## Given request
Return each line holding the string "Former".

▬▬▬▬▬▬

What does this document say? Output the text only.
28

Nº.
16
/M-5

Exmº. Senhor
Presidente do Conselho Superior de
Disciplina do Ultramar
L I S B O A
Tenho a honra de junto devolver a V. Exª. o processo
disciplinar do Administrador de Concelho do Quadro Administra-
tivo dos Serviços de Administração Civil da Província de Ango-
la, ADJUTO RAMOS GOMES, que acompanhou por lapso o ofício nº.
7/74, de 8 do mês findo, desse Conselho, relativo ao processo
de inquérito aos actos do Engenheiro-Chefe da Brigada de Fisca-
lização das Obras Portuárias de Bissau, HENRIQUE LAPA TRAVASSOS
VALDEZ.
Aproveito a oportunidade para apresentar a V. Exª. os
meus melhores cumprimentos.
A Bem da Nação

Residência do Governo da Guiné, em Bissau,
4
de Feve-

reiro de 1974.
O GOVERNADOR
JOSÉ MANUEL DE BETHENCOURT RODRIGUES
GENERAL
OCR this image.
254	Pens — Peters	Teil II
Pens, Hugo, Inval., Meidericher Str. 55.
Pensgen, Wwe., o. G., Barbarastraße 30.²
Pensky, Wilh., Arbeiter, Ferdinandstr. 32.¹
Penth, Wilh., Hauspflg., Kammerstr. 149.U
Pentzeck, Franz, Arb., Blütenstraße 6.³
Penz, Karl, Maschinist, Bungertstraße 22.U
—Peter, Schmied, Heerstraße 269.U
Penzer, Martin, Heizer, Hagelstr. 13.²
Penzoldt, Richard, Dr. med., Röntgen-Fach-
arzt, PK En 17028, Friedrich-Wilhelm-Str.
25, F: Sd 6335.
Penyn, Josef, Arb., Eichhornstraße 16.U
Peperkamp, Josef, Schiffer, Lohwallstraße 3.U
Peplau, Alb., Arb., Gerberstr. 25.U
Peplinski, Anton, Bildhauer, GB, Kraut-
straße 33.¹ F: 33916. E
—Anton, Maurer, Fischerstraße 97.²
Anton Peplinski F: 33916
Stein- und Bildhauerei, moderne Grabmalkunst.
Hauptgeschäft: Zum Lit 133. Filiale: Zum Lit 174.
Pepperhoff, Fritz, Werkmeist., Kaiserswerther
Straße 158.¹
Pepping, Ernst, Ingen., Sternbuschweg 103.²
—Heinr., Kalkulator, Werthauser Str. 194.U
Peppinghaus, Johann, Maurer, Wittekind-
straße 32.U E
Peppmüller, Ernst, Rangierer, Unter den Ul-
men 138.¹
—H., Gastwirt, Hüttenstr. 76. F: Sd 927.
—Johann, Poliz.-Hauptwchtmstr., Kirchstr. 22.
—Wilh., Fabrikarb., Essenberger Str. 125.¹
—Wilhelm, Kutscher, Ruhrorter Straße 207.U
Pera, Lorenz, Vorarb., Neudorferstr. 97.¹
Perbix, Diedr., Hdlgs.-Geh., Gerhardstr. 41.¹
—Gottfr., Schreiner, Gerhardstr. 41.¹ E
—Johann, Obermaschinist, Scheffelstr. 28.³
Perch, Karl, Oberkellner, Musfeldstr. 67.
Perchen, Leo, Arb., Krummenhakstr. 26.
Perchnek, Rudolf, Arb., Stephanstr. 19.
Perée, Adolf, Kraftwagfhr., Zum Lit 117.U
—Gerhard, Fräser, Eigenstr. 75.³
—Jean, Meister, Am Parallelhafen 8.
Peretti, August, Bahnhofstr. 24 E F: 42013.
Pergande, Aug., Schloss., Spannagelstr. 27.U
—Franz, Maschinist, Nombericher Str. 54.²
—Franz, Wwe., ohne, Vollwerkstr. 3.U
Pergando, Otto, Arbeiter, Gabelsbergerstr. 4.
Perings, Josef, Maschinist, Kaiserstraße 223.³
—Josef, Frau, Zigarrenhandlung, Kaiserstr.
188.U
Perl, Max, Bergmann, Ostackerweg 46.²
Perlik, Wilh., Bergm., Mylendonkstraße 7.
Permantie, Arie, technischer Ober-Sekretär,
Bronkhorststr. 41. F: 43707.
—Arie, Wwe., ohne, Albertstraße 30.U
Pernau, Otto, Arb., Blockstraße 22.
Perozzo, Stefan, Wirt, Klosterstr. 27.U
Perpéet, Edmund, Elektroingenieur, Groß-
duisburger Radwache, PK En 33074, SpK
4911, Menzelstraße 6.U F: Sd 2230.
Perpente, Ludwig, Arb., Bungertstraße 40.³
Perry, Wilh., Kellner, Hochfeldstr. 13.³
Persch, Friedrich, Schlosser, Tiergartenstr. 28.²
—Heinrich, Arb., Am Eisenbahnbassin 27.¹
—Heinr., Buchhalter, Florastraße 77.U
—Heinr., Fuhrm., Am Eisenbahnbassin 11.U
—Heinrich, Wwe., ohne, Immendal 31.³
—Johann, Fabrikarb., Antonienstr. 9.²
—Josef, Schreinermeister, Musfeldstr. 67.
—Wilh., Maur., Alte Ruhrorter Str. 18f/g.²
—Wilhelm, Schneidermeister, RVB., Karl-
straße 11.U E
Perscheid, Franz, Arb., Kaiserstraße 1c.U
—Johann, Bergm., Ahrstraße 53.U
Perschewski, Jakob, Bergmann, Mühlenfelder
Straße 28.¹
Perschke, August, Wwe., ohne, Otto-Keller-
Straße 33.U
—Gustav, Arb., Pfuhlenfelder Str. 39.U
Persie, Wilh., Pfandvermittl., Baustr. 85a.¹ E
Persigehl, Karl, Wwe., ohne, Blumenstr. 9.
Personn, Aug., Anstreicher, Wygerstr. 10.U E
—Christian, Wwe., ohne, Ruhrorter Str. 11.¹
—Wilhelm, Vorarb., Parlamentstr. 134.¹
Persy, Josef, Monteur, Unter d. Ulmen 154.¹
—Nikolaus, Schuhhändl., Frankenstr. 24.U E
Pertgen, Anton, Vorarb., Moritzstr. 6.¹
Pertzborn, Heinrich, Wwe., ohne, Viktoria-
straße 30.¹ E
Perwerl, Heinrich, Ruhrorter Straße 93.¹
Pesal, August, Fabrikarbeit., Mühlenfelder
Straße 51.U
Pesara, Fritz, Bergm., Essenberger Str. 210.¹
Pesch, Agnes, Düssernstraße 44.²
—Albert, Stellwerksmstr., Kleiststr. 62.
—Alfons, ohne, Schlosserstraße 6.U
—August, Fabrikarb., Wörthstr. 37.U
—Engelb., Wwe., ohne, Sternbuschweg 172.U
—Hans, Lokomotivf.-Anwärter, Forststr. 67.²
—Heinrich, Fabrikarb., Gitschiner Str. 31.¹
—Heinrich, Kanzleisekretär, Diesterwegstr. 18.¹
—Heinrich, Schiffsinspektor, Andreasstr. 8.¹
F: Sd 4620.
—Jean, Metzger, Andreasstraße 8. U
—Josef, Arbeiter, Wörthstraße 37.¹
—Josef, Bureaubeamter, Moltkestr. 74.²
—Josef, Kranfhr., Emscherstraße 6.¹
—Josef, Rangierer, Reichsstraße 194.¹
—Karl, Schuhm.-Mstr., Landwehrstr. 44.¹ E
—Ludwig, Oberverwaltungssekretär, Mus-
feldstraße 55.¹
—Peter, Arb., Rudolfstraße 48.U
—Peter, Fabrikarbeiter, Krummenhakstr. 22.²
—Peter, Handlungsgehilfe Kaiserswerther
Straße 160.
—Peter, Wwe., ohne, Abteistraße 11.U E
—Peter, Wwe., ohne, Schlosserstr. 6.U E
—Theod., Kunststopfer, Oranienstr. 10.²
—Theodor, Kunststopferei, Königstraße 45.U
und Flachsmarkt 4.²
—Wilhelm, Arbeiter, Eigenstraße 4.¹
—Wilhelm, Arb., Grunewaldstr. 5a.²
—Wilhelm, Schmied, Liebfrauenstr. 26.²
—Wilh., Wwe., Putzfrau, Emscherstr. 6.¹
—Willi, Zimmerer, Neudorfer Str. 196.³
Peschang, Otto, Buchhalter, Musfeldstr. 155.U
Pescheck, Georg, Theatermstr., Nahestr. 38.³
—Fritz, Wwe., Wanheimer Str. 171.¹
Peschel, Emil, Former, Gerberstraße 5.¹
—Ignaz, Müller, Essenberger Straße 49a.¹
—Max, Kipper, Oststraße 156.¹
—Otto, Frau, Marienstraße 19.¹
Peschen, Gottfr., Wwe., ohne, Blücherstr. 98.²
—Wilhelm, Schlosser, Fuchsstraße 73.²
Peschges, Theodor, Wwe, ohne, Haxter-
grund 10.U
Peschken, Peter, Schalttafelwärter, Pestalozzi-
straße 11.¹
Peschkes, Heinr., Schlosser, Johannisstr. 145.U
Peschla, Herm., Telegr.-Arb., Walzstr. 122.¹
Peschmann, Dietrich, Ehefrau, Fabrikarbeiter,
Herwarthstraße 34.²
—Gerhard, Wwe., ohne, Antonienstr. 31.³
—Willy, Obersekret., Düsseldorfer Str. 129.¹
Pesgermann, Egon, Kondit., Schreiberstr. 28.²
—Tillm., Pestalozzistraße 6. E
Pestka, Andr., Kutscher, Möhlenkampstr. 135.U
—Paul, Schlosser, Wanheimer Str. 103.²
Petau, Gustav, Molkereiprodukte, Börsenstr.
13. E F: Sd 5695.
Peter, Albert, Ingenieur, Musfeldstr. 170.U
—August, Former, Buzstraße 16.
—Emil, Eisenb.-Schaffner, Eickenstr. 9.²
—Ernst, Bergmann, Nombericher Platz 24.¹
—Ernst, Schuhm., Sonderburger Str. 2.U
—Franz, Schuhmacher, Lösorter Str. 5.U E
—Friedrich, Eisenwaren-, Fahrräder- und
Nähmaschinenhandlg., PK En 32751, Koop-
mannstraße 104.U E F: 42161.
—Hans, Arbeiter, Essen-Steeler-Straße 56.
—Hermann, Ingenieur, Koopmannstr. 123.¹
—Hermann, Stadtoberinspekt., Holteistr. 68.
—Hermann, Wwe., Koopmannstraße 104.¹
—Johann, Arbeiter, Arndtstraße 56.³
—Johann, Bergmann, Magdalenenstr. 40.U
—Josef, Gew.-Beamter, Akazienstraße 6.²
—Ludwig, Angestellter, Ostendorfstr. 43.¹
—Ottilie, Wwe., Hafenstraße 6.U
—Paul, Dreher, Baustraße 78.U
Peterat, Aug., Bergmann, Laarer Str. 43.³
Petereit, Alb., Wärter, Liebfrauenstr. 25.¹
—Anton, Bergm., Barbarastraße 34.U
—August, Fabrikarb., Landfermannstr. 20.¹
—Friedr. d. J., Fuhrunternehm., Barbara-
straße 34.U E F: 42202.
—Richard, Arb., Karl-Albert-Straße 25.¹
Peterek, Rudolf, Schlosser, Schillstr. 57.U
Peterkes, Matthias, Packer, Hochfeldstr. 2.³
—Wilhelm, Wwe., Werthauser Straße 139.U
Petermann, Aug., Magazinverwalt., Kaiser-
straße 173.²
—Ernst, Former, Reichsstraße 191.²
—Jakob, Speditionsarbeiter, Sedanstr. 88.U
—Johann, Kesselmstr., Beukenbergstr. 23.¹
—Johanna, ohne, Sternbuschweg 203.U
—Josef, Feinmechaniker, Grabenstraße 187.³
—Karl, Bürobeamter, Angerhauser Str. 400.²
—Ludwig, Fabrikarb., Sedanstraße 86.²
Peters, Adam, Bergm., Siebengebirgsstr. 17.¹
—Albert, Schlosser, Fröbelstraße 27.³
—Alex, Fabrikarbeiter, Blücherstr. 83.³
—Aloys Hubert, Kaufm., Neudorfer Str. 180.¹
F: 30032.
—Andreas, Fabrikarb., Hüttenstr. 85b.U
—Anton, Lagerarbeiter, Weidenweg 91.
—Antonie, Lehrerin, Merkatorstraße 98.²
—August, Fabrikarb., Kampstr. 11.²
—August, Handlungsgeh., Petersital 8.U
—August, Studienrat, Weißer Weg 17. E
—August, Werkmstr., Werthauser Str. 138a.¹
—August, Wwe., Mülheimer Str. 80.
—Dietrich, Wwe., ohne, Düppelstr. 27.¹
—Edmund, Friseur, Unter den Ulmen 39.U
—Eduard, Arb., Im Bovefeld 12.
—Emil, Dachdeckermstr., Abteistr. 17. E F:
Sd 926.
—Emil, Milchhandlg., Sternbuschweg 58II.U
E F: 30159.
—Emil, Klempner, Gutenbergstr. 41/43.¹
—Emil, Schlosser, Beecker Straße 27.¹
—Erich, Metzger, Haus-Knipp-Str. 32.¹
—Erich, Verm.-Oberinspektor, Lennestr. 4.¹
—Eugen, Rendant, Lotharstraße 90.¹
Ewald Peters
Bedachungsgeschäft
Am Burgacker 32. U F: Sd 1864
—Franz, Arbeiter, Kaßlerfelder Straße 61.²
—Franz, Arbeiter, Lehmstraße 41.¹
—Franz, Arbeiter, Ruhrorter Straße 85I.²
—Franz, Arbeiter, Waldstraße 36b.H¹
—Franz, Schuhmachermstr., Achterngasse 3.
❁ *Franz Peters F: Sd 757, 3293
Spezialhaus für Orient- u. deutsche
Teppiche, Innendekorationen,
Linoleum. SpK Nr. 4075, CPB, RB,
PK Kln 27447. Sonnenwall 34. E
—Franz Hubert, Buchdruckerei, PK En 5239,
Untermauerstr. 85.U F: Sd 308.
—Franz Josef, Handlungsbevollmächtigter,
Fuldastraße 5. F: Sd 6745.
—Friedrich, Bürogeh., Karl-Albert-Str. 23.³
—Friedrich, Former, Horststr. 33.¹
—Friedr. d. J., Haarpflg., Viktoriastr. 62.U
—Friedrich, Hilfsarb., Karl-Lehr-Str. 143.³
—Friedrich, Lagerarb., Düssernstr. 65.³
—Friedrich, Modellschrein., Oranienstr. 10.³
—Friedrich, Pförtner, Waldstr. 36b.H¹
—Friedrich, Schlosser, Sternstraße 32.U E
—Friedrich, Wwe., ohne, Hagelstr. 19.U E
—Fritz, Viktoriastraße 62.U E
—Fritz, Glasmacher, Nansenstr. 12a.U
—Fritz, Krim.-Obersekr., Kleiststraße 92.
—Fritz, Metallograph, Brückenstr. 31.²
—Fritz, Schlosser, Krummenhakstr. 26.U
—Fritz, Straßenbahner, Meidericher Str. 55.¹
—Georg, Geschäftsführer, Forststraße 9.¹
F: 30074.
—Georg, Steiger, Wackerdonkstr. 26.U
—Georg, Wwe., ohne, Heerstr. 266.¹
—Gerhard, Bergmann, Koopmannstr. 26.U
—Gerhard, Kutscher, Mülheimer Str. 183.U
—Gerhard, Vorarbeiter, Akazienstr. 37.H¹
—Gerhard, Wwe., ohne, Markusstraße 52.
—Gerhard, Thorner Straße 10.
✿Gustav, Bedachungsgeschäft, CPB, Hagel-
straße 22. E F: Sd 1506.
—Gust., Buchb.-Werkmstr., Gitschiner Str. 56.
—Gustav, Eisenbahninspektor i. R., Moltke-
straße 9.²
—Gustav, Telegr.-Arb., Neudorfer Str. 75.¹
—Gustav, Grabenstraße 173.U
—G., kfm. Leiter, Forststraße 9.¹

▬▬▬▬▬▬

## Result of the task
Peschel, Emil, Former, Gerberstraße 5.¹
—August, Former, Buzstraße 16.
—Ernst, Former, Reichsstraße 191.²
—Friedrich, Former, Horststr. 33.¹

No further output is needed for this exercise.